_Work to be completed_.
Copy each line that contains the string "break".

_Records for this exercise_.
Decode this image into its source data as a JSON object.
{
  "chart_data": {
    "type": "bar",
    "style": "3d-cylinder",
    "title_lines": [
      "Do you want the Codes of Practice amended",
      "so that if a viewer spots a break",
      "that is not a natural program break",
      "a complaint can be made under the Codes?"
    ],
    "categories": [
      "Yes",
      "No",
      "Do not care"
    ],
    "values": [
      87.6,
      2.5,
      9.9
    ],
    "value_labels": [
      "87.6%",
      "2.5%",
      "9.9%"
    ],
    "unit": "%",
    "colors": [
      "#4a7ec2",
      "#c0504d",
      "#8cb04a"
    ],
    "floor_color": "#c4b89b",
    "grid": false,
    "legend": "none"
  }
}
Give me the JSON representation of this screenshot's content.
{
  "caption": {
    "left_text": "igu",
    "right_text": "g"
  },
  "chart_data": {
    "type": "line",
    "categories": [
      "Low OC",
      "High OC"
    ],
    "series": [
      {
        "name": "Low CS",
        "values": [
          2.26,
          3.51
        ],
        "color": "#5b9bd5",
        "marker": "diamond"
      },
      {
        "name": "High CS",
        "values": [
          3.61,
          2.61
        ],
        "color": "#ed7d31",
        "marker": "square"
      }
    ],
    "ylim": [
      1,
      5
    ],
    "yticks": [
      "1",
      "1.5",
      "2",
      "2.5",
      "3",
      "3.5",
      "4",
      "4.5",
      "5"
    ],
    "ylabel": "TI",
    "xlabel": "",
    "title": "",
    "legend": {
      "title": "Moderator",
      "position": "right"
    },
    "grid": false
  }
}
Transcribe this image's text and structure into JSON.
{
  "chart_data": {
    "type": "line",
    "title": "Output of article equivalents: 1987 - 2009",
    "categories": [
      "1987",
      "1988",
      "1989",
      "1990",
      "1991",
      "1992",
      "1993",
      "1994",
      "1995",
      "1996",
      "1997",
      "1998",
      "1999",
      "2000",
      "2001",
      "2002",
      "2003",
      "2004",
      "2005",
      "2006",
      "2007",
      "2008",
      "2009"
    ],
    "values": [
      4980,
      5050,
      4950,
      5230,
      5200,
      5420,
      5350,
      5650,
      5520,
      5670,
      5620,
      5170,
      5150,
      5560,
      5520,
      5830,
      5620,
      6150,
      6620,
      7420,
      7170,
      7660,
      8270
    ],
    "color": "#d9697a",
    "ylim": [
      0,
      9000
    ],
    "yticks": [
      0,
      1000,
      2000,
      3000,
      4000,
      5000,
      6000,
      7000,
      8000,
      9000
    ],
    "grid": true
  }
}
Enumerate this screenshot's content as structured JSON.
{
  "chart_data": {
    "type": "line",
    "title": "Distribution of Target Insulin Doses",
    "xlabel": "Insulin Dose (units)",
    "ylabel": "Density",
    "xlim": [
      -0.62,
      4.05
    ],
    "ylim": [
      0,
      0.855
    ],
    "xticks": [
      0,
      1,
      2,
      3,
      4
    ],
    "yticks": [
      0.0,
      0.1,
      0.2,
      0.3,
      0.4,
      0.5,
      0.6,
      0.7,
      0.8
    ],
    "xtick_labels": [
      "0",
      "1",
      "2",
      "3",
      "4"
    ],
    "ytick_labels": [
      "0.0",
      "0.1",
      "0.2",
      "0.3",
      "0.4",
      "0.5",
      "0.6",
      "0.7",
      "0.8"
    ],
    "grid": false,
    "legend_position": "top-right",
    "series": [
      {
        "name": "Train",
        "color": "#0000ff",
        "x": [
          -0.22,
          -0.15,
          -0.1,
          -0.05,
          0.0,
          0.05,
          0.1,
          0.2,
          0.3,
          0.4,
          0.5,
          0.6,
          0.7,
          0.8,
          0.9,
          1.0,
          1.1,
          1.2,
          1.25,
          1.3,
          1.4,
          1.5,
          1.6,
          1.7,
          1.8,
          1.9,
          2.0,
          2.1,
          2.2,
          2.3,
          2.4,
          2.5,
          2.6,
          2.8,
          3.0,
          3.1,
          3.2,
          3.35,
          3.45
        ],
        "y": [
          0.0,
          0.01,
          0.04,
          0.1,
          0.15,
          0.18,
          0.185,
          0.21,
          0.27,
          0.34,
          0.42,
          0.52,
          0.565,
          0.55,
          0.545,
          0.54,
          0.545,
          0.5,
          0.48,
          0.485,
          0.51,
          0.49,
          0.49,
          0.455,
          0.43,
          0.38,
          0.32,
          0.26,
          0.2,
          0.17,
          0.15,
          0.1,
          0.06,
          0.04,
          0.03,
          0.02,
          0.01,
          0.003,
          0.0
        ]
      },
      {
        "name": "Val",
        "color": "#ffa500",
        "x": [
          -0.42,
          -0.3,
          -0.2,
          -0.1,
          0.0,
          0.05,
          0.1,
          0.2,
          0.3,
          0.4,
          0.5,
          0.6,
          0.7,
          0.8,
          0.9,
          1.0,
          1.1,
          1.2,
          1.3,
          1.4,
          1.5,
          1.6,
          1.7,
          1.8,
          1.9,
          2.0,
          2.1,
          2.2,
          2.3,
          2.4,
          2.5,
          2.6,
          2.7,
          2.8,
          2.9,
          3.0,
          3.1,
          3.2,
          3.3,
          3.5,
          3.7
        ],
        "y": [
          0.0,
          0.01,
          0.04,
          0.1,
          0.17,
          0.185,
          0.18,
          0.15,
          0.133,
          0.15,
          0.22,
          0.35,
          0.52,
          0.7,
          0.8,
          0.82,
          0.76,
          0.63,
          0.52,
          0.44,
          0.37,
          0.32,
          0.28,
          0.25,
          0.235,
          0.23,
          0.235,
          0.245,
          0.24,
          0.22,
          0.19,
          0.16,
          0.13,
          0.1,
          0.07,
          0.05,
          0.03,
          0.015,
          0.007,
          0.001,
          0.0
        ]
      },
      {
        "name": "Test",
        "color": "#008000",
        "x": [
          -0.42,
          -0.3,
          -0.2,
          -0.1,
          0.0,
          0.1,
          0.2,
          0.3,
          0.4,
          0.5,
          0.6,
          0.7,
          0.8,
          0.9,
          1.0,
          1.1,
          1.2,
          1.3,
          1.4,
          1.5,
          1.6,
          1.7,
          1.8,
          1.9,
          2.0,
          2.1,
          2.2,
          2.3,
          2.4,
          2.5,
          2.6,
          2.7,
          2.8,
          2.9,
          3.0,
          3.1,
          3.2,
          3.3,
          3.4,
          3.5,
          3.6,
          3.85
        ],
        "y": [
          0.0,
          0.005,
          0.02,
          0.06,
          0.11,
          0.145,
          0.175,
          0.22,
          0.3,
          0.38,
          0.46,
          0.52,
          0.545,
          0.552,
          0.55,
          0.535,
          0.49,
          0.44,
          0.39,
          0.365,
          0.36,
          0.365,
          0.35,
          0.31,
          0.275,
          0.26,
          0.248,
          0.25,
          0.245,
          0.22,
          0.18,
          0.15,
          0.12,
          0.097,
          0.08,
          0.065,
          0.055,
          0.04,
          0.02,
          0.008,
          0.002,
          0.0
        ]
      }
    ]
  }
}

_Finished exercise_.
      "so that if a viewer spots a break",
      "that is not a natural program break",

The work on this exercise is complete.